| Data supplied |
++++++

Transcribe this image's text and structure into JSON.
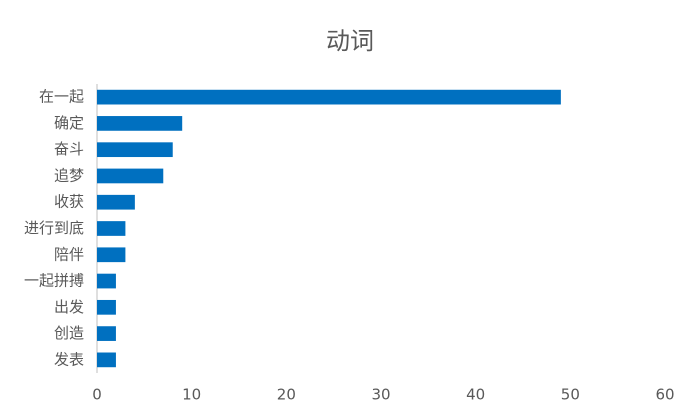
{
  "chart_data": {
    "type": "bar",
    "orientation": "horizontal",
    "title": "动词",
    "categories": [
      "在一起",
      "确定",
      "奋斗",
      "追梦",
      "收获",
      "进行到底",
      "陪伴",
      "一起拼搏",
      "出发",
      "创造",
      "发表"
    ],
    "values": [
      49,
      9,
      8,
      7,
      4,
      3,
      3,
      2,
      2,
      2,
      2
    ],
    "color": "#0070c0",
    "xlim": [
      0,
      60
    ],
    "xticks": [
      0,
      10,
      20,
      30,
      40,
      50,
      60
    ],
    "grid": false
  }
}
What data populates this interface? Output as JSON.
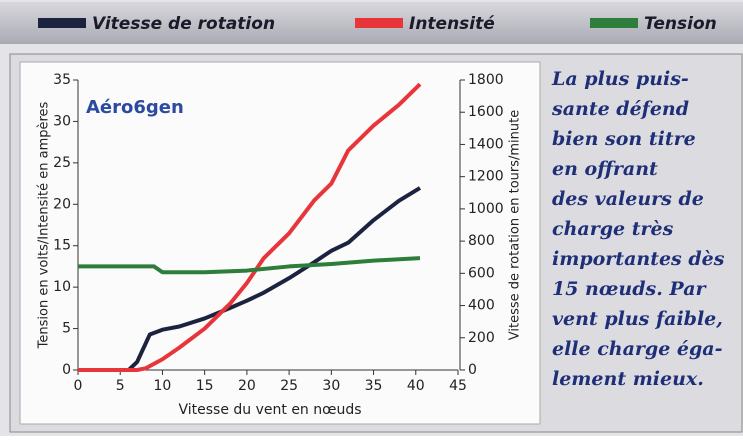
{
  "chart_data": {
    "type": "line",
    "annotation": "Aéro6gen",
    "xlabel": "Vitesse du vent en nœuds",
    "ylabel": "Tension en volts/Intensité en ampères",
    "y2label": "Vitesse de rotation en tours/minute",
    "xlim": [
      0,
      45
    ],
    "xticks": [
      0,
      5,
      10,
      15,
      20,
      25,
      30,
      35,
      40,
      45
    ],
    "ylim": [
      0,
      35
    ],
    "yticks": [
      0,
      5,
      10,
      15,
      20,
      25,
      30,
      35
    ],
    "y2lim": [
      0,
      1800
    ],
    "y2ticks": [
      0,
      200,
      400,
      600,
      800,
      1000,
      1200,
      1400,
      1600,
      1800
    ],
    "series": [
      {
        "name": "Vitesse de rotation",
        "color": "#1c2340",
        "axis": "y2",
        "x": [
          0,
          6,
          7,
          8.5,
          10,
          12,
          15,
          18,
          20,
          22,
          25,
          28,
          30,
          32,
          35,
          38,
          40.5
        ],
        "values": [
          0,
          0,
          50,
          220,
          250,
          270,
          320,
          385,
          430,
          480,
          570,
          670,
          740,
          790,
          930,
          1050,
          1130
        ]
      },
      {
        "name": "Intensité",
        "color": "#e8353a",
        "x": [
          0,
          7,
          8,
          10,
          12,
          15,
          18,
          20,
          22,
          25,
          28,
          30,
          32,
          35,
          38,
          40.5
        ],
        "values": [
          0,
          0,
          0.2,
          1.3,
          2.7,
          5,
          8,
          10.5,
          13.5,
          16.5,
          20.5,
          22.5,
          26.5,
          29.5,
          32,
          34.5
        ]
      },
      {
        "name": "Tension",
        "color": "#2e7d3a",
        "x": [
          0,
          9,
          10,
          12,
          15,
          20,
          25,
          30,
          35,
          40.5
        ],
        "values": [
          12.5,
          12.5,
          11.8,
          11.8,
          11.8,
          12,
          12.5,
          12.8,
          13.2,
          13.5
        ]
      }
    ]
  },
  "caption": [
    "La plus puis-",
    "sante défend",
    "bien son titre",
    "en offrant",
    "des valeurs de",
    "charge très",
    "importantes dès",
    "15 nœuds. Par",
    "vent plus faible,",
    "elle charge éga-",
    "lement mieux."
  ]
}
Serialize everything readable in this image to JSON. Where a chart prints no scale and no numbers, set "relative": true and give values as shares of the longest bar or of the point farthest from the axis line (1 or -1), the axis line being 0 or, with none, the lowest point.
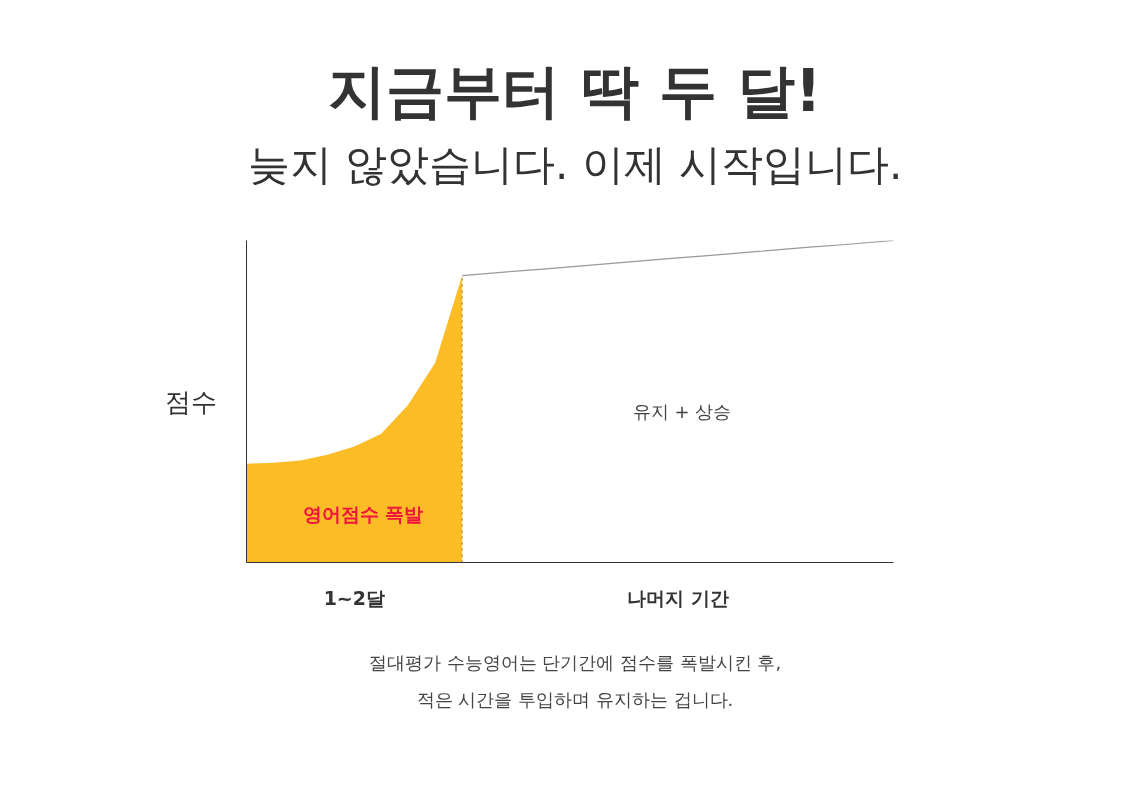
{
  "chart_data": {
    "type": "area",
    "title": "지금부터 딱 두 달!",
    "subtitle": "늦지 않았습니다. 이제 시작입니다.",
    "ylabel": "점수",
    "relative": true,
    "categories": [
      null,
      null,
      null,
      null,
      "1~2달",
      null,
      null,
      null,
      null,
      null,
      null,
      null,
      null,
      null,
      null,
      null,
      "나머지 기간",
      null,
      null,
      null,
      null,
      null,
      null,
      null,
      null
    ],
    "series": [
      {
        "color": "#fbbc25",
        "values": [
          0.307,
          0.31,
          0.317,
          0.335,
          0.36,
          0.4,
          0.49,
          0.62,
          0.891,
          null,
          null,
          null,
          null,
          null,
          null,
          null,
          null,
          null,
          null,
          null,
          null,
          null,
          null,
          null,
          null
        ]
      },
      {
        "type": "line",
        "color": "#999999",
        "values": [
          null,
          null,
          null,
          null,
          null,
          null,
          null,
          null,
          0.891,
          0.898,
          0.905,
          0.911,
          0.918,
          0.925,
          0.932,
          0.939,
          0.946,
          0.952,
          0.959,
          0.966,
          0.973,
          0.98,
          0.986,
          0.993,
          1.0
        ]
      }
    ],
    "annotations": [
      "영어점수 폭발",
      "유지 + 상승",
      "절대평가 수능영어는 단기간에 점수를 폭발시킨 후,",
      "적은 시간을 투입하며 유지하는 겁니다."
    ],
    "grid": false
  }
}
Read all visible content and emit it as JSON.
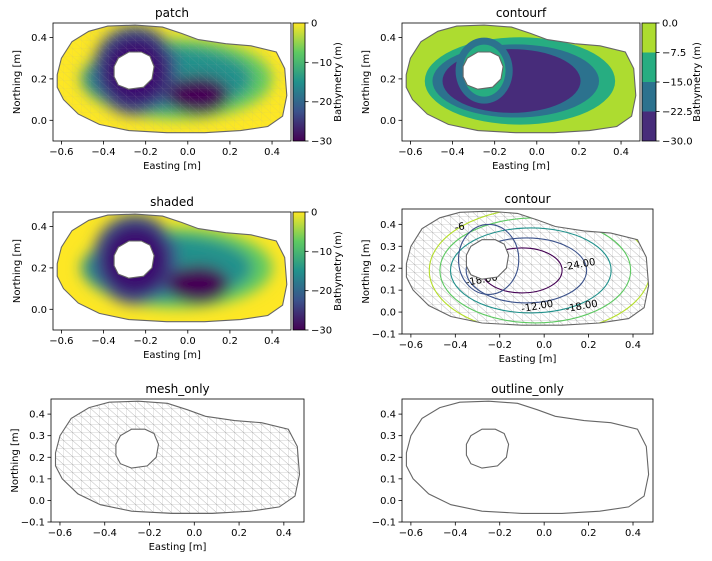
{
  "chart_data": [
    {
      "id": "patch",
      "type": "heatmap",
      "title": "patch",
      "xlabel": "Easting [m]",
      "ylabel": "Northing [m]",
      "xlim": [
        -0.64,
        0.49
      ],
      "ylim": [
        -0.1,
        0.47
      ],
      "xticks": [
        "−0.6",
        "−0.4",
        "−0.2",
        "0.0",
        "0.2",
        "0.4"
      ],
      "xtick_values": [
        -0.6,
        -0.4,
        -0.2,
        0.0,
        0.2,
        0.4
      ],
      "yticks": [
        "0.0",
        "0.2",
        "0.4"
      ],
      "ytick_values": [
        0.0,
        0.2,
        0.4
      ],
      "colorbar": {
        "label": "Bathymetry (m)",
        "range": [
          -30,
          0
        ],
        "ticks": [
          "0",
          "−10",
          "−20",
          "−30"
        ],
        "tick_values": [
          0,
          -10,
          -20,
          -30
        ]
      }
    },
    {
      "id": "contourf",
      "type": "heatmap",
      "title": "contourf",
      "xlabel": "Easting [m]",
      "ylabel": "Northing [m]",
      "xlim": [
        -0.64,
        0.49
      ],
      "ylim": [
        -0.1,
        0.47
      ],
      "xticks": [
        "−0.6",
        "−0.4",
        "−0.2",
        "0.0",
        "0.2",
        "0.4"
      ],
      "xtick_values": [
        -0.6,
        -0.4,
        -0.2,
        0.0,
        0.2,
        0.4
      ],
      "yticks": [
        "0.0",
        "0.2",
        "0.4"
      ],
      "ytick_values": [
        0.0,
        0.2,
        0.4
      ],
      "colorbar": {
        "label": "Bathymetry (m)",
        "range": [
          -30,
          0
        ],
        "ticks": [
          "0.0",
          "−7.5",
          "−15.0",
          "−22.5",
          "−30.0"
        ],
        "tick_values": [
          0,
          -7.5,
          -15,
          -22.5,
          -30
        ]
      }
    },
    {
      "id": "shaded",
      "type": "heatmap",
      "title": "shaded",
      "xlabel": "Easting [m]",
      "ylabel": "Northing [m]",
      "xlim": [
        -0.64,
        0.49
      ],
      "ylim": [
        -0.1,
        0.47
      ],
      "xticks": [
        "−0.6",
        "−0.4",
        "−0.2",
        "0.0",
        "0.2",
        "0.4"
      ],
      "xtick_values": [
        -0.6,
        -0.4,
        -0.2,
        0.0,
        0.2,
        0.4
      ],
      "yticks": [
        "0.0",
        "0.2",
        "0.4"
      ],
      "ytick_values": [
        0.0,
        0.2,
        0.4
      ],
      "colorbar": {
        "label": "Bathymetry (m)",
        "range": [
          -30,
          0
        ],
        "ticks": [
          "0",
          "−10",
          "−20",
          "−30"
        ],
        "tick_values": [
          0,
          -10,
          -20,
          -30
        ]
      }
    },
    {
      "id": "contour",
      "type": "line",
      "title": "contour",
      "xlabel": "Easting [m]",
      "ylabel": "Northing [m]",
      "xlim": [
        -0.64,
        0.49
      ],
      "ylim": [
        -0.1,
        0.47
      ],
      "xticks": [
        "−0.6",
        "−0.4",
        "−0.2",
        "0.0",
        "0.2",
        "0.4"
      ],
      "xtick_values": [
        -0.6,
        -0.4,
        -0.2,
        0.0,
        0.2,
        0.4
      ],
      "yticks": [
        "−0.1",
        "0.0",
        "0.1",
        "0.2",
        "0.3",
        "0.4"
      ],
      "ytick_values": [
        -0.1,
        0.0,
        0.1,
        0.2,
        0.3,
        0.4
      ],
      "contour_labels": [
        "-18.00",
        "-24.00",
        "-12.00",
        "-18.00",
        "-6"
      ]
    },
    {
      "id": "mesh_only",
      "type": "other",
      "title": "mesh_only",
      "xlabel": "Easting [m]",
      "ylabel": "Northing [m]",
      "xlim": [
        -0.64,
        0.49
      ],
      "ylim": [
        -0.1,
        0.47
      ],
      "xticks": [
        "−0.6",
        "−0.4",
        "−0.2",
        "0.0",
        "0.2",
        "0.4"
      ],
      "xtick_values": [
        -0.6,
        -0.4,
        -0.2,
        0.0,
        0.2,
        0.4
      ],
      "yticks": [
        "−0.1",
        "0.0",
        "0.1",
        "0.2",
        "0.3",
        "0.4"
      ],
      "ytick_values": [
        -0.1,
        0.0,
        0.1,
        0.2,
        0.3,
        0.4
      ]
    },
    {
      "id": "outline_only",
      "type": "other",
      "title": "outline_only",
      "xlabel": "",
      "ylabel": "",
      "xlim": [
        -0.64,
        0.49
      ],
      "ylim": [
        -0.1,
        0.47
      ],
      "xticks": [
        "−0.6",
        "−0.4",
        "−0.2",
        "0.0",
        "0.2",
        "0.4"
      ],
      "xtick_values": [
        -0.6,
        -0.4,
        -0.2,
        0.0,
        0.2,
        0.4
      ],
      "yticks": [
        "−0.1",
        "0.0",
        "0.1",
        "0.2",
        "0.3",
        "0.4"
      ],
      "ytick_values": [
        -0.1,
        0.0,
        0.1,
        0.2,
        0.3,
        0.4
      ]
    }
  ],
  "colormap": [
    "#440154",
    "#3b528b",
    "#21918c",
    "#5ec962",
    "#fde725"
  ],
  "contourf_levels": [
    "#472c7a",
    "#2c728e",
    "#27ad81",
    "#addc30"
  ],
  "outline_color": "#666666",
  "mesh_color": "#9a9a9a"
}
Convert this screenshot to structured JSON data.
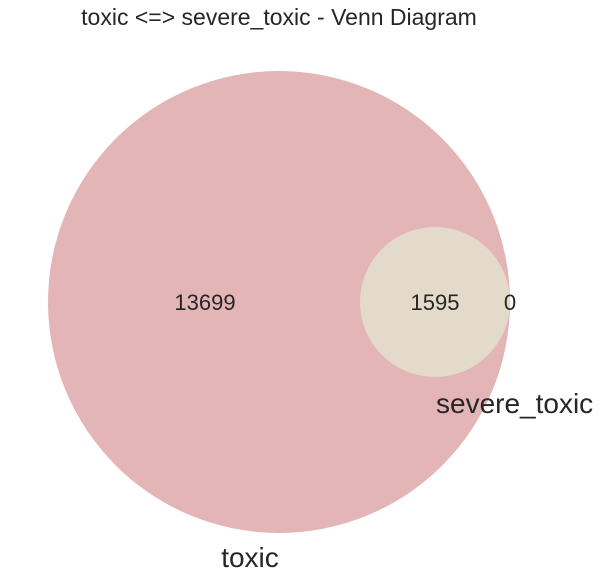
{
  "title": "toxic <=> severe_toxic - Venn Diagram",
  "chart_data": {
    "type": "venn",
    "sets": [
      {
        "name": "toxic",
        "color": "#e4b5b7"
      },
      {
        "name": "severe_toxic",
        "color": "#e3dacb"
      }
    ],
    "regions": {
      "toxic_only": "13699",
      "both": "1595",
      "severe_toxic_only": "0"
    }
  }
}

++++++

| What you should do |
Set down the line containing "Convert this screenshot", then every later line through the end of the material, exactly as written; omit any picture.

| Task solution |
Convert this screenshot to structured JSON data.
{
  "title": "toxic <=> severe_toxic - Venn Diagram",
  "chart_data": {
    "type": "venn",
    "sets": [
      {
        "name": "toxic",
        "color": "#e4b5b7"
      },
      {
        "name": "severe_toxic",
        "color": "#e3dacb"
      }
    ],
    "regions": {
      "toxic_only": "13699",
      "both": "1595",
      "severe_toxic_only": "0"
    }
  }
}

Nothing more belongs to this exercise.